------ RECORDS SHOWN
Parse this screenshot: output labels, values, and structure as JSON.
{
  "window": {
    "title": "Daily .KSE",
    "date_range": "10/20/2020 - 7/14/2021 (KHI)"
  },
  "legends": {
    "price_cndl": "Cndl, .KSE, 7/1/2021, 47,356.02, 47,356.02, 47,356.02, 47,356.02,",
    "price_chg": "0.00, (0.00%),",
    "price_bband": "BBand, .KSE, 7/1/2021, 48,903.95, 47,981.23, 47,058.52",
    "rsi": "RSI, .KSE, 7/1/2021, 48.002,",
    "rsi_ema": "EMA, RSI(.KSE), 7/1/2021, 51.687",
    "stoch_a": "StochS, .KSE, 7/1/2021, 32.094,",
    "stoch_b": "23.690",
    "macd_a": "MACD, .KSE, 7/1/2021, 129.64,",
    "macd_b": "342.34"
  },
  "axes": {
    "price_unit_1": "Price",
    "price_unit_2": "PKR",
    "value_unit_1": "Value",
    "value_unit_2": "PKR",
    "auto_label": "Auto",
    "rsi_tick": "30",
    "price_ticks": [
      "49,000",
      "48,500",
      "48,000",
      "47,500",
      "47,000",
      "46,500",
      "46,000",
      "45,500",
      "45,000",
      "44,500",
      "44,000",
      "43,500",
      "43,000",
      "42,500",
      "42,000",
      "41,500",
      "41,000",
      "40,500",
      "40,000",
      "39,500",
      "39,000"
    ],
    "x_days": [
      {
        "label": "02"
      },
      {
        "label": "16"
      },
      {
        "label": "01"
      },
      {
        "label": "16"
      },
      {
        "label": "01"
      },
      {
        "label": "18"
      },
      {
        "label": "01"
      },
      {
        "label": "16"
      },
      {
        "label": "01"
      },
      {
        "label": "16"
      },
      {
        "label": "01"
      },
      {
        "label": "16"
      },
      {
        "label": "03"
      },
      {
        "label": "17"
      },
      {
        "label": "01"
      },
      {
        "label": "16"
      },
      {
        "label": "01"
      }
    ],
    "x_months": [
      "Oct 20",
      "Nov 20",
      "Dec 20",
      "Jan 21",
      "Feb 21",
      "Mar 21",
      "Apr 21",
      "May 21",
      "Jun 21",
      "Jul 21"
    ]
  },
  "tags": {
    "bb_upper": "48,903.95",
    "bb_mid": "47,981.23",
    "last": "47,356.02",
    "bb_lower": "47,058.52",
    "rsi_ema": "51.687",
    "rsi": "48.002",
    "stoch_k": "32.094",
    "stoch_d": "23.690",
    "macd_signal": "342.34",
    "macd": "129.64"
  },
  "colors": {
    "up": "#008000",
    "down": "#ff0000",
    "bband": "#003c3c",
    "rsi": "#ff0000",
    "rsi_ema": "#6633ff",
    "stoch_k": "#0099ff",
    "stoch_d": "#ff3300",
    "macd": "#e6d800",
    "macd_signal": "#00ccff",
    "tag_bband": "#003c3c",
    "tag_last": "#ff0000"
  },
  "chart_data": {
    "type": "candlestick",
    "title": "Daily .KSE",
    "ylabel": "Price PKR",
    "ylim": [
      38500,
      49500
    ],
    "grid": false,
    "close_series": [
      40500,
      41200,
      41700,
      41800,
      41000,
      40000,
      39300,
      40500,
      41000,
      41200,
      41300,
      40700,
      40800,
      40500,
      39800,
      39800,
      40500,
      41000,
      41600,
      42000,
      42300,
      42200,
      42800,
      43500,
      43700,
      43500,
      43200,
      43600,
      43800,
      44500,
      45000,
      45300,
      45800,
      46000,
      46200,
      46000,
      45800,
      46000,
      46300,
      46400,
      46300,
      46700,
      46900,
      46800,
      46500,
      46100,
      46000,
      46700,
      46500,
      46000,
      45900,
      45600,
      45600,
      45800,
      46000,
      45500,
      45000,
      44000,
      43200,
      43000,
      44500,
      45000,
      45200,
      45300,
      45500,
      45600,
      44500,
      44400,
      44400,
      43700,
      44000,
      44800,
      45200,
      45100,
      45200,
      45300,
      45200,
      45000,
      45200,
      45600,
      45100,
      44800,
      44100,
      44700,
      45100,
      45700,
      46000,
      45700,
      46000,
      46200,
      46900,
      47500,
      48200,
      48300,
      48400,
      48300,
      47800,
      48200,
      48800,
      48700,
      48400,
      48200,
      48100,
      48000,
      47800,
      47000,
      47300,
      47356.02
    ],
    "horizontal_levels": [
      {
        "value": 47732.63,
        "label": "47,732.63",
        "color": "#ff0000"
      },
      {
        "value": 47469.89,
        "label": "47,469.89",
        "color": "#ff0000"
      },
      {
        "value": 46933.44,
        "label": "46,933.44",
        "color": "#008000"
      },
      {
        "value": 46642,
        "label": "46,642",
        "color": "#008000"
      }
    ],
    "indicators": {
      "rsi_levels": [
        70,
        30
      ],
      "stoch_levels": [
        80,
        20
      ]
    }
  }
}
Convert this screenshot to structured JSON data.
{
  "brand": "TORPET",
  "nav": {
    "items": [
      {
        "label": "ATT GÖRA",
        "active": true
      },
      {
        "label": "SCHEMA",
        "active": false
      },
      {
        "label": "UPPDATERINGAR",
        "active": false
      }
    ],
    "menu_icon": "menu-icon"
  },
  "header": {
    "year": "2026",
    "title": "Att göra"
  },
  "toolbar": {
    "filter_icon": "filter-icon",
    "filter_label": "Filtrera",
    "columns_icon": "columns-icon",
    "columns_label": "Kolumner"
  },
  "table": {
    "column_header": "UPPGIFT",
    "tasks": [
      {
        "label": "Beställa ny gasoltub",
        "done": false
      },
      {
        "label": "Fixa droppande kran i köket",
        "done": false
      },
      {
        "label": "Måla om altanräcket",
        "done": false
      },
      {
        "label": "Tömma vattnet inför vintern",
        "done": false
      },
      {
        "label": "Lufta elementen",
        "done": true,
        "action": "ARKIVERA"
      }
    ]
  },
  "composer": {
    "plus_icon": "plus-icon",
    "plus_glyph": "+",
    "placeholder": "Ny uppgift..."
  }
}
------------
*WORK TO DO*
Please reproduce the entire listing, exactly as shown.

*WRITTEN SOLUTION*
Parse this screenshot: output labels, values, and structure as JSON.
{
  "window": {
    "title": "Daily .KSE",
    "date_range": "10/20/2020 - 7/14/2021 (KHI)"
  },
  "legends": {
    "price_cndl": "Cndl, .KSE, 7/1/2021, 47,356.02, 47,356.02, 47,356.02, 47,356.02,",
    "price_chg": "0.00, (0.00%),",
    "price_bband": "BBand, .KSE, 7/1/2021, 48,903.95, 47,981.23, 47,058.52",
    "rsi": "RSI, .KSE, 7/1/2021, 48.002,",
    "rsi_ema": "EMA, RSI(.KSE), 7/1/2021, 51.687",
    "stoch_a": "StochS, .KSE, 7/1/2021, 32.094,",
    "stoch_b": "23.690",
    "macd_a": "MACD, .KSE, 7/1/2021, 129.64,",
    "macd_b": "342.34"
  },
  "axes": {
    "price_unit_1": "Price",
    "price_unit_2": "PKR",
    "value_unit_1": "Value",
    "value_unit_2": "PKR",
    "auto_label": "Auto",
    "rsi_tick": "30",
    "price_ticks": [
      "49,000",
      "48,500",
      "48,000",
      "47,500",
      "47,000",
      "46,500",
      "46,000",
      "45,500",
      "45,000",
      "44,500",
      "44,000",
      "43,500",
      "43,000",
      "42,500",
      "42,000",
      "41,500",
      "41,000",
      "40,500",
      "40,000",
      "39,500",
      "39,000"
    ],
    "x_days": [
      {
        "label": "02"
      },
      {
        "label": "16"
      },
      {
        "label": "01"
      },
      {
        "label": "16"
      },
      {
        "label": "01"
      },
      {
        "label": "18"
      },
      {
        "label": "01"
      },
      {
        "label": "16"
      },
      {
        "label": "01"
      },
      {
        "label": "16"
      },
      {
        "label": "01"
      },
      {
        "label": "16"
      },
      {
        "label": "03"
      },
      {
        "label": "17"
      },
      {
        "label": "01"
      },
      {
        "label": "16"
      },
      {
        "label": "01"
      }
    ],
    "x_months": [
      "Oct 20",
      "Nov 20",
      "Dec 20",
      "Jan 21",
      "Feb 21",
      "Mar 21",
      "Apr 21",
      "May 21",
      "Jun 21",
      "Jul 21"
    ]
  },
  "tags": {
    "bb_upper": "48,903.95",
    "bb_mid": "47,981.23",
    "last": "47,356.02",
    "bb_lower": "47,058.52",
    "rsi_ema": "51.687",
    "rsi": "48.002",
    "stoch_k": "32.094",
    "stoch_d": "23.690",
    "macd_signal": "342.34",
    "macd": "129.64"
  },
  "colors": {
    "up": "#008000",
    "down": "#ff0000",
    "bband": "#003c3c",
    "rsi": "#ff0000",
    "rsi_ema": "#6633ff",
    "stoch_k": "#0099ff",
    "stoch_d": "#ff3300",
    "macd": "#e6d800",
    "macd_signal": "#00ccff",
    "tag_bband": "#003c3c",
    "tag_last": "#ff0000"
  },
  "chart_data": {
    "type": "candlestick",
    "title": "Daily .KSE",
    "ylabel": "Price PKR",
    "ylim": [
      38500,
      49500
    ],
    "grid": false,
    "close_series": [
      40500,
      41200,
      41700,
      41800,
      41000,
      40000,
      39300,
      40500,
      41000,
      41200,
      41300,
      40700,
      40800,
      40500,
      39800,
      39800,
      40500,
      41000,
      41600,
      42000,
      42300,
      42200,
      42800,
      43500,
      43700,
      43500,
      43200,
      43600,
      43800,
      44500,
      45000,
      45300,
      45800,
      46000,
      46200,
      46000,
      45800,
      46000,
      46300,
      46400,
      46300,
      46700,
      46900,
      46800,
      46500,
      46100,
      46000,
      46700,
      46500,
      46000,
      45900,
      45600,
      45600,
      45800,
      46000,
      45500,
      45000,
      44000,
      43200,
      43000,
      44500,
      45000,
      45200,
      45300,
      45500,
      45600,
      44500,
      44400,
      44400,
      43700,
      44000,
      44800,
      45200,
      45100,
      45200,
      45300,
      45200,
      45000,
      45200,
      45600,
      45100,
      44800,
      44100,
      44700,
      45100,
      45700,
      46000,
      45700,
      46000,
      46200,
      46900,
      47500,
      48200,
      48300,
      48400,
      48300,
      47800,
      48200,
      48800,
      48700,
      48400,
      48200,
      48100,
      48000,
      47800,
      47000,
      47300,
      47356.02
    ],
    "horizontal_levels": [
      {
        "value": 47732.63,
        "label": "47,732.63",
        "color": "#ff0000"
      },
      {
        "value": 47469.89,
        "label": "47,469.89",
        "color": "#ff0000"
      },
      {
        "value": 46933.44,
        "label": "46,933.44",
        "color": "#008000"
      },
      {
        "value": 46642,
        "label": "46,642",
        "color": "#008000"
      }
    ],
    "indicators": {
      "rsi_levels": [
        70,
        30
      ],
      "stoch_levels": [
        80,
        20
      ]
    }
  }
}
Convert this screenshot to structured JSON data.
{
  "brand": "TORPET",
  "nav": {
    "items": [
      {
        "label": "ATT GÖRA",
        "active": true
      },
      {
        "label": "SCHEMA",
        "active": false
      },
      {
        "label": "UPPDATERINGAR",
        "active": false
      }
    ],
    "menu_icon": "menu-icon"
  },
  "header": {
    "year": "2026",
    "title": "Att göra"
  },
  "toolbar": {
    "filter_icon": "filter-icon",
    "filter_label": "Filtrera",
    "columns_icon": "columns-icon",
    "columns_label": "Kolumner"
  },
  "table": {
    "column_header": "UPPGIFT",
    "tasks": [
      {
        "label": "Beställa ny gasoltub",
        "done": false
      },
      {
        "label": "Fixa droppande kran i köket",
        "done": false
      },
      {
        "label": "Måla om altanräcket",
        "done": false
      },
      {
        "label": "Tömma vattnet inför vintern",
        "done": false
      },
      {
        "label": "Lufta elementen",
        "done": true,
        "action": "ARKIVERA"
      }
    ]
  },
  "composer": {
    "plus_icon": "plus-icon",
    "plus_glyph": "+",
    "placeholder": "Ny uppgift..."
  }
}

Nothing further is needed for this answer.